■ INSTRUCTIONS TO FOLLOW: Lines containing the word "Laser" are to be located and copied.

■ SUPPLIED RECORDS:
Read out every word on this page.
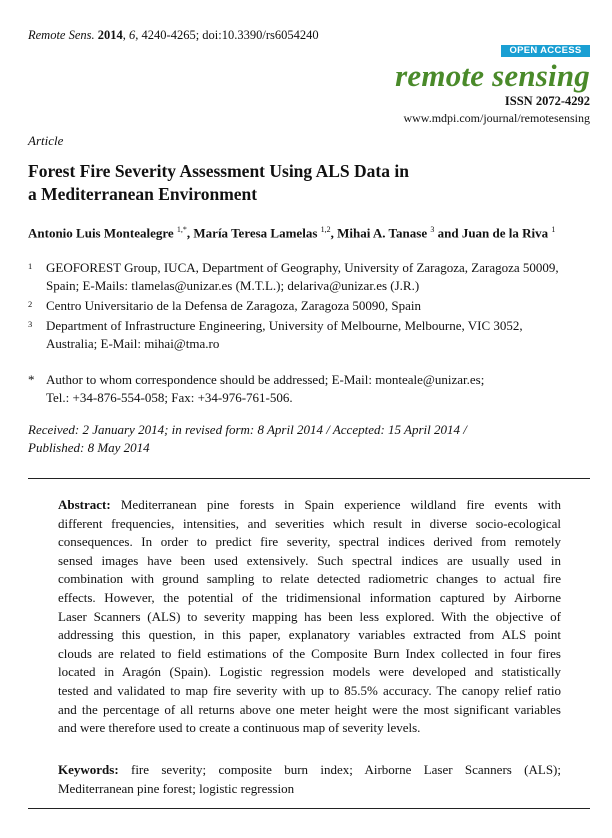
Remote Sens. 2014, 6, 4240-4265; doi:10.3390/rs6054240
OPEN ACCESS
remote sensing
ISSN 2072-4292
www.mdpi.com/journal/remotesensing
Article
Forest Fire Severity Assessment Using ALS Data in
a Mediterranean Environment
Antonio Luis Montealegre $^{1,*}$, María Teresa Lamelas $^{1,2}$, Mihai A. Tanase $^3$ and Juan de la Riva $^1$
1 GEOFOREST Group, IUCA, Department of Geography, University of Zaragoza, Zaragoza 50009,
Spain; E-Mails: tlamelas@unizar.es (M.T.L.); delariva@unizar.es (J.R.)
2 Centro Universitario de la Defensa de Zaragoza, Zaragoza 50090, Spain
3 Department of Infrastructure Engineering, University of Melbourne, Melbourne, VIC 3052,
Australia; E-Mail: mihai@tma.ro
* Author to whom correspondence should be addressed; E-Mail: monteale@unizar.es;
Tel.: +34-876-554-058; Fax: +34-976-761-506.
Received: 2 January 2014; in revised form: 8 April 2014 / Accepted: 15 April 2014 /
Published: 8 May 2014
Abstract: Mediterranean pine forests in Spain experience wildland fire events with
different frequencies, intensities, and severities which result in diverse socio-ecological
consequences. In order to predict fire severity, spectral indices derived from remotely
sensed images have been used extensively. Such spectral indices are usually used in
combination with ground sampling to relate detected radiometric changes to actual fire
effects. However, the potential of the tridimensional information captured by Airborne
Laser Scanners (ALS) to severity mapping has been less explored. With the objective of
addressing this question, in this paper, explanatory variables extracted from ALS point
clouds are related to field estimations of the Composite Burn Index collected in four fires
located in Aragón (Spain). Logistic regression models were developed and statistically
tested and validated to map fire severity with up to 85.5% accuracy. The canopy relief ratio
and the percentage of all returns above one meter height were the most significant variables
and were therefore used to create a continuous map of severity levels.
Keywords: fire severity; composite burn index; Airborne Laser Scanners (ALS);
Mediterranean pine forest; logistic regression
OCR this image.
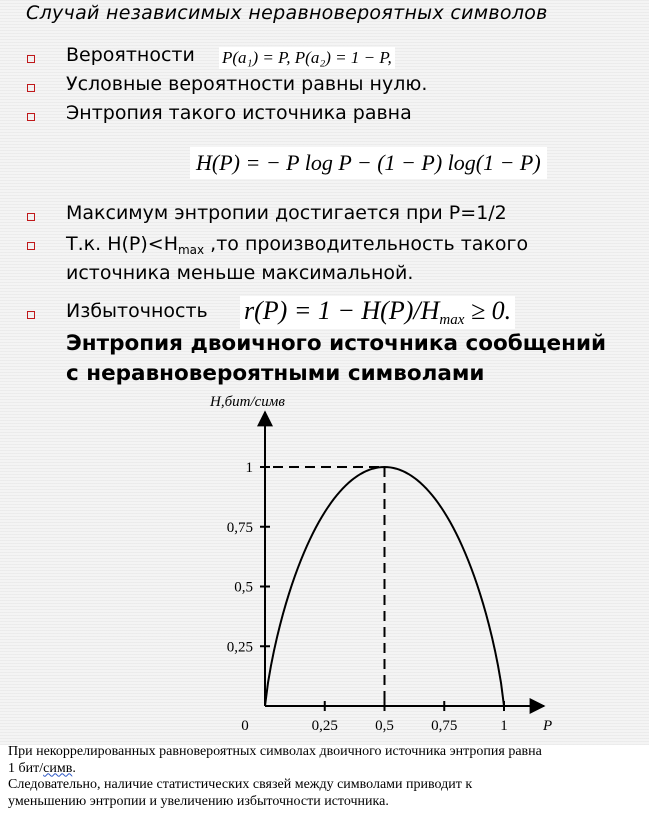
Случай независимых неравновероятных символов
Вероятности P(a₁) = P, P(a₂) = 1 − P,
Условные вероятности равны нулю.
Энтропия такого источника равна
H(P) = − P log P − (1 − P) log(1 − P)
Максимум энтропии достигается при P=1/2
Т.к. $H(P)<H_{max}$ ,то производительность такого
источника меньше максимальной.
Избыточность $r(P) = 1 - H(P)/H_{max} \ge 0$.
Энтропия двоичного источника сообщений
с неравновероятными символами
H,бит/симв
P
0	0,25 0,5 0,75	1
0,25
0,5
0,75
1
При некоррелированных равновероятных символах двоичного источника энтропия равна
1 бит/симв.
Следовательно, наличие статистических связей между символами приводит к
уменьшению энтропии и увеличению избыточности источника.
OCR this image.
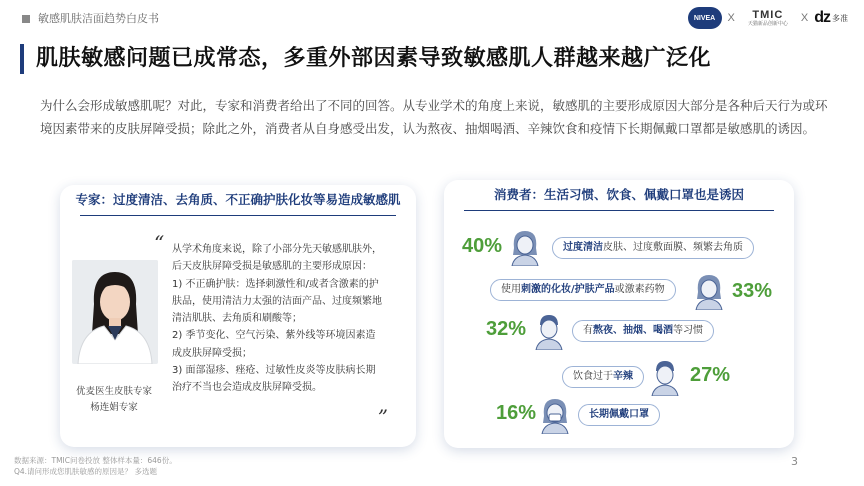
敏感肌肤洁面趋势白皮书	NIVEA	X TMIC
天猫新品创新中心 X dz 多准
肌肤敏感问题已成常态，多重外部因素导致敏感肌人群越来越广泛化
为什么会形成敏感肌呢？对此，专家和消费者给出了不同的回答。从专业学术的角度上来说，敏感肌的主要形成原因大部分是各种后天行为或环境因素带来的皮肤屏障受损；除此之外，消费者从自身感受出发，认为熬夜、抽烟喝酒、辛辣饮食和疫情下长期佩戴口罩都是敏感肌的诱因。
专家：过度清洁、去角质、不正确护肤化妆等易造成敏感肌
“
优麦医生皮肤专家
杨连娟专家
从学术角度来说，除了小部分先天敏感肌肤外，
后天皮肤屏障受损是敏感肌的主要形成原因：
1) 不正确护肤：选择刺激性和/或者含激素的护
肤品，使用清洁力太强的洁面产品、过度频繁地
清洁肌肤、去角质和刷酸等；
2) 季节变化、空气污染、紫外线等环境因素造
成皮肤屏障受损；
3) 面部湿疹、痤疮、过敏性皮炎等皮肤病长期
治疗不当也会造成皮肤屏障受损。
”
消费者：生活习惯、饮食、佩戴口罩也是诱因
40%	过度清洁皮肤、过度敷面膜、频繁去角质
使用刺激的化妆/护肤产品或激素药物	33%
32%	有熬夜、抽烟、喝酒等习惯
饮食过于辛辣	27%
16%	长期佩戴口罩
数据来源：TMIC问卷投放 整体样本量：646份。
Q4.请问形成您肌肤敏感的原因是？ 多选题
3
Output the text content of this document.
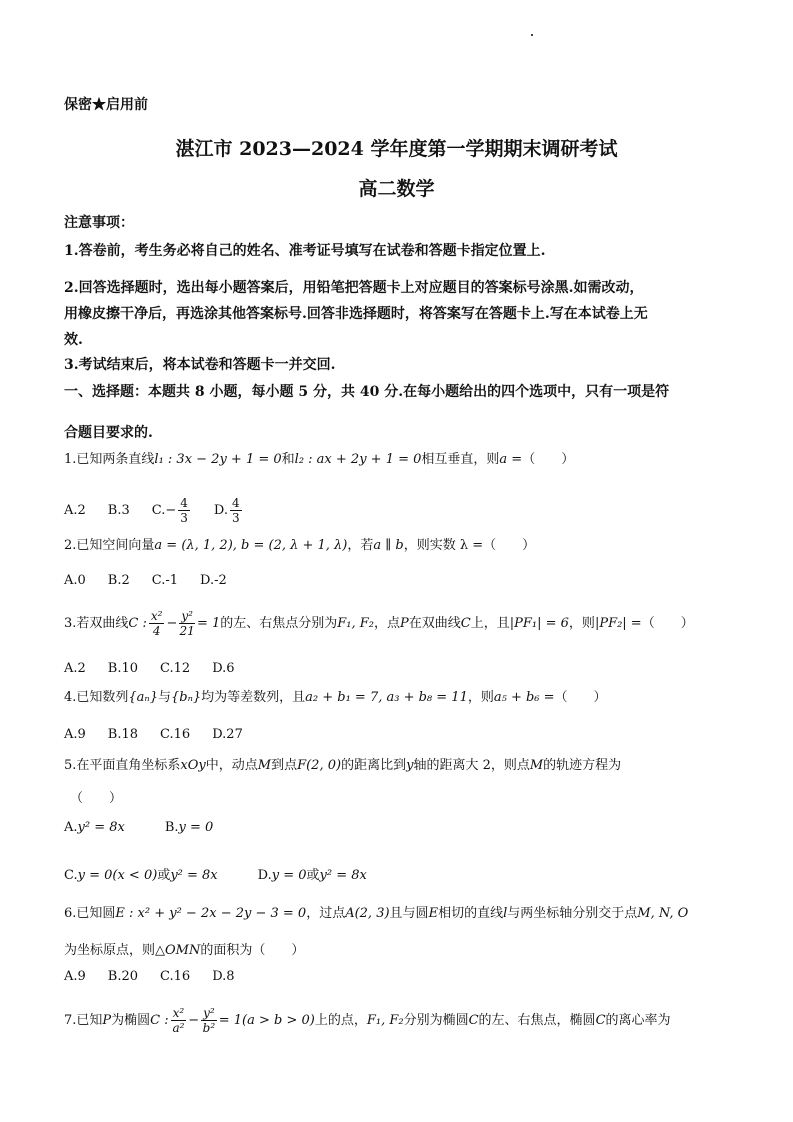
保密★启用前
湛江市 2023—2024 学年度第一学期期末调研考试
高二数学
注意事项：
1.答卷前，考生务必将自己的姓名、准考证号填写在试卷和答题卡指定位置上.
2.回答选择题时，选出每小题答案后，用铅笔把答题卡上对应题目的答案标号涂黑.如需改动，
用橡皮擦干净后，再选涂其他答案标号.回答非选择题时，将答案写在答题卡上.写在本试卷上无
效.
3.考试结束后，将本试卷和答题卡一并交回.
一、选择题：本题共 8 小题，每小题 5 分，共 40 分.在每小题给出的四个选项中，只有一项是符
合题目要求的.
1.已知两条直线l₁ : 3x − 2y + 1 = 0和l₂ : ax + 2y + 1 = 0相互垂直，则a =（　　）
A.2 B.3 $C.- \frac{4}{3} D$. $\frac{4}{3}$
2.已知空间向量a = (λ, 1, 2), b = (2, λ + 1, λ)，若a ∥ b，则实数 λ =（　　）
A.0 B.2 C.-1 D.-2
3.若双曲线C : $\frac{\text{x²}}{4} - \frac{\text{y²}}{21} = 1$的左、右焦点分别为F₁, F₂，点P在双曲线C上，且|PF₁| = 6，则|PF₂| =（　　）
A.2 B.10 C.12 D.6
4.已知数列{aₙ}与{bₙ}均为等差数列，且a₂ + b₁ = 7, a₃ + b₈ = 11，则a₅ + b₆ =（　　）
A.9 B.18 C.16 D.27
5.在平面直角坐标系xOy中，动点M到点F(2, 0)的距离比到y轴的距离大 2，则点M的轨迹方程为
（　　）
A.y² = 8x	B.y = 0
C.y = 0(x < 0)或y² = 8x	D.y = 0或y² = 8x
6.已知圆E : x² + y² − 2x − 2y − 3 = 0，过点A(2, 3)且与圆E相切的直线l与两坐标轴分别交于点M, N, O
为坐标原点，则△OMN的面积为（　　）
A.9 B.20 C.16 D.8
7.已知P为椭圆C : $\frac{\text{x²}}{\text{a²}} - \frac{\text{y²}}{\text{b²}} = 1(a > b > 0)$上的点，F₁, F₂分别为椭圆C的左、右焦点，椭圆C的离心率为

==

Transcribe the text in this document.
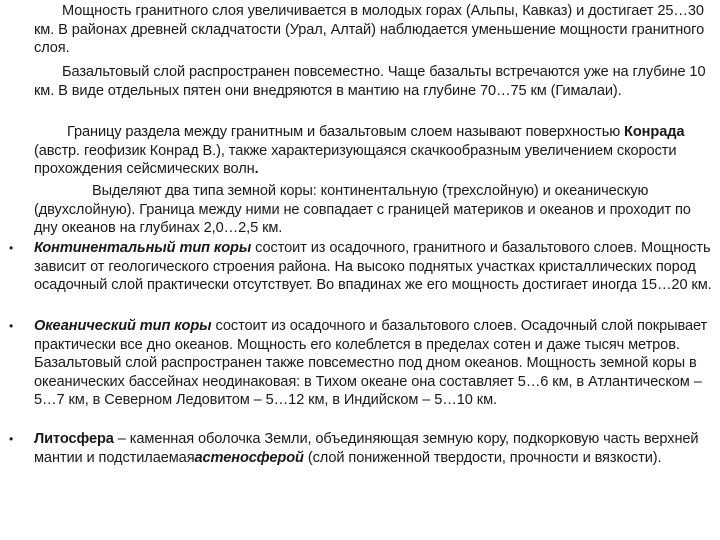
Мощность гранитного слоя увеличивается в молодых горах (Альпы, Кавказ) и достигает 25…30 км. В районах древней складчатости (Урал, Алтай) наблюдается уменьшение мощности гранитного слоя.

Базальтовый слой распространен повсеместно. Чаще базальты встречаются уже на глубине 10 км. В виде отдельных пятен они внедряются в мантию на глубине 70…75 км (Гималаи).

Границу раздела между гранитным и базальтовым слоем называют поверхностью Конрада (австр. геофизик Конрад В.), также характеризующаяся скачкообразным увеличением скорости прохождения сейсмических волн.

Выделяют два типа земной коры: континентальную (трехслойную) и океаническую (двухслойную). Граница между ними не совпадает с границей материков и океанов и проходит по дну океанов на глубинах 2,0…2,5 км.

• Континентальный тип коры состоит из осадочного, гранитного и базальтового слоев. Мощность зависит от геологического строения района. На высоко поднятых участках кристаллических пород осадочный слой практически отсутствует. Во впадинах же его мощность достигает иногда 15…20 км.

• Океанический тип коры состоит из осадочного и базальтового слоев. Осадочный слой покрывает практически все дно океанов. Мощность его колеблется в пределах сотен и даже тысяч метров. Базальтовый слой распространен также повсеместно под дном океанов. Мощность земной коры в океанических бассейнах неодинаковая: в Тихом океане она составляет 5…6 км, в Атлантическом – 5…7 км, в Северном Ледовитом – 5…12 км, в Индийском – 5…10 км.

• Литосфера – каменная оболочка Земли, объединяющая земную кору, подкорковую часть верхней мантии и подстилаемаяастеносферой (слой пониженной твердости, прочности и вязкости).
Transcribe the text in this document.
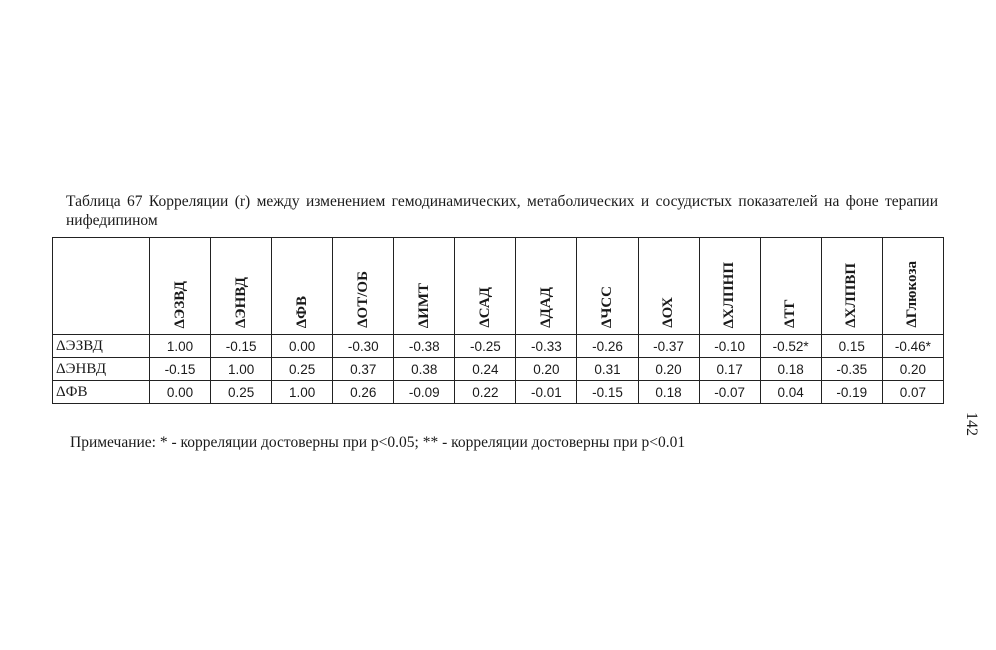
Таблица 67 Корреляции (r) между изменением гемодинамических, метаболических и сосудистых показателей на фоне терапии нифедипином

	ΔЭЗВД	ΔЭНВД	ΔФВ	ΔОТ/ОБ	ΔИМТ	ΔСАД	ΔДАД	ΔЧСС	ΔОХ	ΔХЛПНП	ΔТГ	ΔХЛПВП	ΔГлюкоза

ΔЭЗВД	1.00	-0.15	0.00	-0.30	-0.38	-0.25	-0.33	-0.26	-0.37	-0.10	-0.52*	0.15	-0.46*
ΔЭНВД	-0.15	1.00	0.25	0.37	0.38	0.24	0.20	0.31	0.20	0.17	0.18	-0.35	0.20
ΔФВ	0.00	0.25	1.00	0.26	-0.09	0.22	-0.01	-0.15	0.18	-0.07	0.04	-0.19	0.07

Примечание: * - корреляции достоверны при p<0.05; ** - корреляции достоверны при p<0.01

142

■ RESULT OF THE EXERCISE:
Laser Scanners (ALS) to severity mapping has been less explored. With the objective of
Keywords: fire severity; composite burn index; Airborne Laser Scanners (ALS);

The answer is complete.